- EXERCISE REQUIREMENTS:
Each entry here needs to be set down again exactly, please; pictures are left out.

** START EXTRACTED DATA **

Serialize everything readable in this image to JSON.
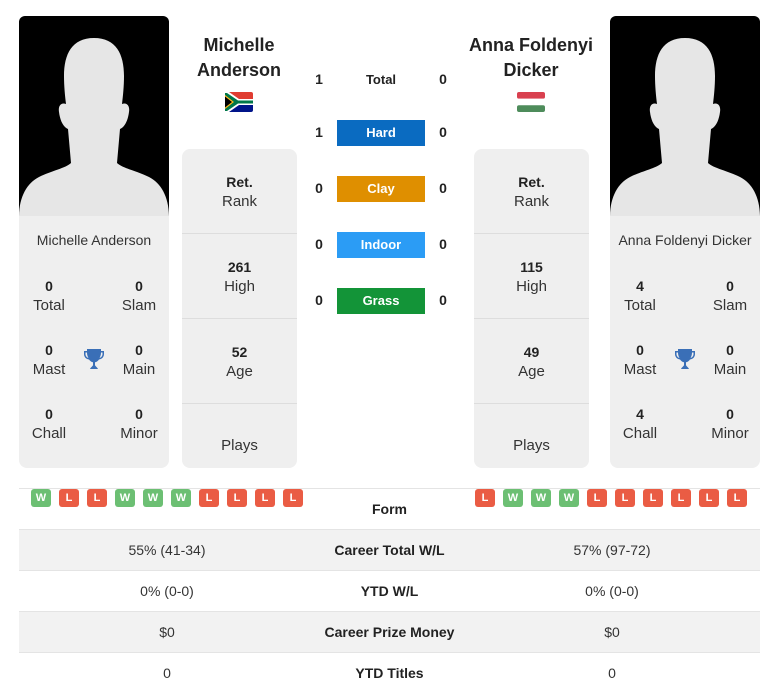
{
  "colors": {
    "hard": "#0a6bc1",
    "clay": "#df8f00",
    "indoor": "#2b9cf5",
    "grass": "#139438",
    "win": "#6cbf73",
    "loss": "#ea5c44",
    "trophy": "#3a6fb7"
  },
  "players": {
    "left": {
      "name": "Michelle Anderson",
      "name_line1": "Michelle",
      "name_line2": "Anderson",
      "flag": "south-africa",
      "photo": "silhouette-placeholder",
      "titles": {
        "total": "0",
        "total_label": "Total",
        "slam": "0",
        "slam_label": "Slam",
        "mast": "0",
        "mast_label": "Mast",
        "main": "0",
        "main_label": "Main",
        "chall": "0",
        "chall_label": "Chall",
        "minor": "0",
        "minor_label": "Minor"
      },
      "rank": {
        "value": "Ret.",
        "label": "Rank"
      },
      "high": {
        "value": "261",
        "label": "High"
      },
      "age": {
        "value": "52",
        "label": "Age"
      },
      "plays": {
        "label": "Plays"
      },
      "form": [
        "W",
        "L",
        "L",
        "W",
        "W",
        "W",
        "L",
        "L",
        "L",
        "L"
      ]
    },
    "right": {
      "name": "Anna Foldenyi Dicker",
      "name_line1": "Anna Foldenyi",
      "name_line2": "Dicker",
      "flag": "hungary",
      "photo": "silhouette-placeholder",
      "titles": {
        "total": "4",
        "total_label": "Total",
        "slam": "0",
        "slam_label": "Slam",
        "mast": "0",
        "mast_label": "Mast",
        "main": "0",
        "main_label": "Main",
        "chall": "4",
        "chall_label": "Chall",
        "minor": "0",
        "minor_label": "Minor"
      },
      "rank": {
        "value": "Ret.",
        "label": "Rank"
      },
      "high": {
        "value": "115",
        "label": "High"
      },
      "age": {
        "value": "49",
        "label": "Age"
      },
      "plays": {
        "label": "Plays"
      },
      "form": [
        "L",
        "W",
        "W",
        "W",
        "L",
        "L",
        "L",
        "L",
        "L",
        "L"
      ]
    }
  },
  "h2h": [
    {
      "label": "Total",
      "left": "1",
      "right": "0",
      "surface": "total"
    },
    {
      "label": "Hard",
      "left": "1",
      "right": "0",
      "surface": "hard"
    },
    {
      "label": "Clay",
      "left": "0",
      "right": "0",
      "surface": "clay"
    },
    {
      "label": "Indoor",
      "left": "0",
      "right": "0",
      "surface": "indoor"
    },
    {
      "label": "Grass",
      "left": "0",
      "right": "0",
      "surface": "grass"
    }
  ],
  "stats": [
    {
      "label": "Form",
      "left": "",
      "right": ""
    },
    {
      "label": "Career Total W/L",
      "left": "55% (41-34)",
      "right": "57% (97-72)"
    },
    {
      "label": "YTD W/L",
      "left": "0% (0-0)",
      "right": "0% (0-0)"
    },
    {
      "label": "Career Prize Money",
      "left": "$0",
      "right": "$0"
    },
    {
      "label": "YTD Titles",
      "left": "0",
      "right": "0"
    }
  ]
}
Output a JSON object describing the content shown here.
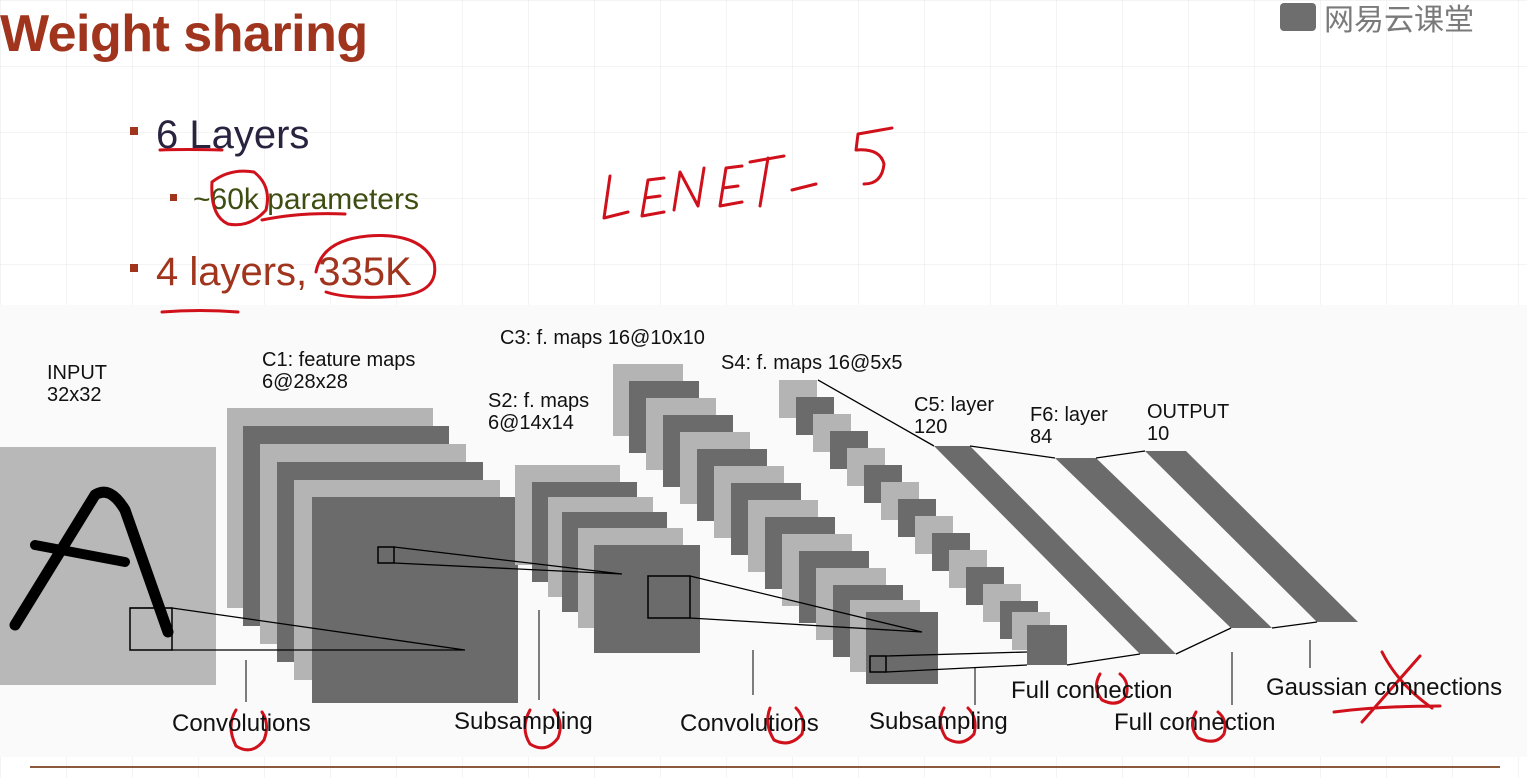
{
  "slide": {
    "title": "Weight sharing",
    "bullets": [
      {
        "text": "6 Layers",
        "level": 1
      },
      {
        "text": "~60k parameters",
        "level": 2
      },
      {
        "text": "4 layers, 335K",
        "level": 1
      }
    ],
    "handwritten_note": "LENET-5"
  },
  "watermark": {
    "text": "网易云课堂",
    "icon": "chat-bubble-icon"
  },
  "diagram": {
    "layer_labels": {
      "input": [
        "INPUT",
        "32x32"
      ],
      "c1": [
        "C1: feature maps",
        "6@28x28"
      ],
      "s2": [
        "S2: f. maps",
        "6@14x14"
      ],
      "c3": [
        "C3: f. maps 16@10x10"
      ],
      "s4": [
        "S4: f. maps 16@5x5"
      ],
      "c5": [
        "C5: layer",
        "120"
      ],
      "f6": [
        "F6: layer",
        "84"
      ],
      "output": [
        "OUTPUT",
        "10"
      ]
    },
    "operations": [
      "Convolutions",
      "Subsampling",
      "Convolutions",
      "Subsampling",
      "Full connection",
      "Full connection",
      "Gaussian connections"
    ]
  },
  "colors": {
    "title": "#a0341d",
    "ink_red": "#d0101a",
    "map_dark": "#6b6b6b",
    "map_light": "#b4b4b4"
  }
}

** END EXTRACTED DATA **

- FINISHED EXERCISE:
Serialize everything readable in this image to JSON.
{
  "colors": {
    "hard": "#0a6bc1",
    "clay": "#df8f00",
    "indoor": "#2b9cf5",
    "grass": "#139438",
    "win": "#6cbf73",
    "loss": "#ea5c44",
    "trophy": "#3a6fb7"
  },
  "players": {
    "left": {
      "name": "Michelle Anderson",
      "name_line1": "Michelle",
      "name_line2": "Anderson",
      "flag": "south-africa",
      "photo": "silhouette-placeholder",
      "titles": {
        "total": "0",
        "total_label": "Total",
        "slam": "0",
        "slam_label": "Slam",
        "mast": "0",
        "mast_label": "Mast",
        "main": "0",
        "main_label": "Main",
        "chall": "0",
        "chall_label": "Chall",
        "minor": "0",
        "minor_label": "Minor"
      },
      "rank": {
        "value": "Ret.",
        "label": "Rank"
      },
      "high": {
        "value": "261",
        "label": "High"
      },
      "age": {
        "value": "52",
        "label": "Age"
      },
      "plays": {
        "label": "Plays"
      },
      "form": [
        "W",
        "L",
        "L",
        "W",
        "W",
        "W",
        "L",
        "L",
        "L",
        "L"
      ]
    },
    "right": {
      "name": "Anna Foldenyi Dicker",
      "name_line1": "Anna Foldenyi",
      "name_line2": "Dicker",
      "flag": "hungary",
      "photo": "silhouette-placeholder",
      "titles": {
        "total": "4",
        "total_label": "Total",
        "slam": "0",
        "slam_label": "Slam",
        "mast": "0",
        "mast_label": "Mast",
        "main": "0",
        "main_label": "Main",
        "chall": "4",
        "chall_label": "Chall",
        "minor": "0",
        "minor_label": "Minor"
      },
      "rank": {
        "value": "Ret.",
        "label": "Rank"
      },
      "high": {
        "value": "115",
        "label": "High"
      },
      "age": {
        "value": "49",
        "label": "Age"
      },
      "plays": {
        "label": "Plays"
      },
      "form": [
        "L",
        "W",
        "W",
        "W",
        "L",
        "L",
        "L",
        "L",
        "L",
        "L"
      ]
    }
  },
  "h2h": [
    {
      "label": "Total",
      "left": "1",
      "right": "0",
      "surface": "total"
    },
    {
      "label": "Hard",
      "left": "1",
      "right": "0",
      "surface": "hard"
    },
    {
      "label": "Clay",
      "left": "0",
      "right": "0",
      "surface": "clay"
    },
    {
      "label": "Indoor",
      "left": "0",
      "right": "0",
      "surface": "indoor"
    },
    {
      "label": "Grass",
      "left": "0",
      "right": "0",
      "surface": "grass"
    }
  ],
  "stats": [
    {
      "label": "Form",
      "left": "",
      "right": ""
    },
    {
      "label": "Career Total W/L",
      "left": "55% (41-34)",
      "right": "57% (97-72)"
    },
    {
      "label": "YTD W/L",
      "left": "0% (0-0)",
      "right": "0% (0-0)"
    },
    {
      "label": "Career Prize Money",
      "left": "$0",
      "right": "$0"
    },
    {
      "label": "YTD Titles",
      "left": "0",
      "right": "0"
    }
  ]
}
Output a JSON object describing the content shown here.
{
  "slide": {
    "title": "Weight sharing",
    "bullets": [
      {
        "text": "6 Layers",
        "level": 1
      },
      {
        "text": "~60k parameters",
        "level": 2
      },
      {
        "text": "4 layers, 335K",
        "level": 1
      }
    ],
    "handwritten_note": "LENET-5"
  },
  "watermark": {
    "text": "网易云课堂",
    "icon": "chat-bubble-icon"
  },
  "diagram": {
    "layer_labels": {
      "input": [
        "INPUT",
        "32x32"
      ],
      "c1": [
        "C1: feature maps",
        "6@28x28"
      ],
      "s2": [
        "S2: f. maps",
        "6@14x14"
      ],
      "c3": [
        "C3: f. maps 16@10x10"
      ],
      "s4": [
        "S4: f. maps 16@5x5"
      ],
      "c5": [
        "C5: layer",
        "120"
      ],
      "f6": [
        "F6: layer",
        "84"
      ],
      "output": [
        "OUTPUT",
        "10"
      ]
    },
    "operations": [
      "Convolutions",
      "Subsampling",
      "Convolutions",
      "Subsampling",
      "Full connection",
      "Full connection",
      "Gaussian connections"
    ]
  },
  "colors": {
    "title": "#a0341d",
    "ink_red": "#d0101a",
    "map_dark": "#6b6b6b",
    "map_light": "#b4b4b4"
  }
}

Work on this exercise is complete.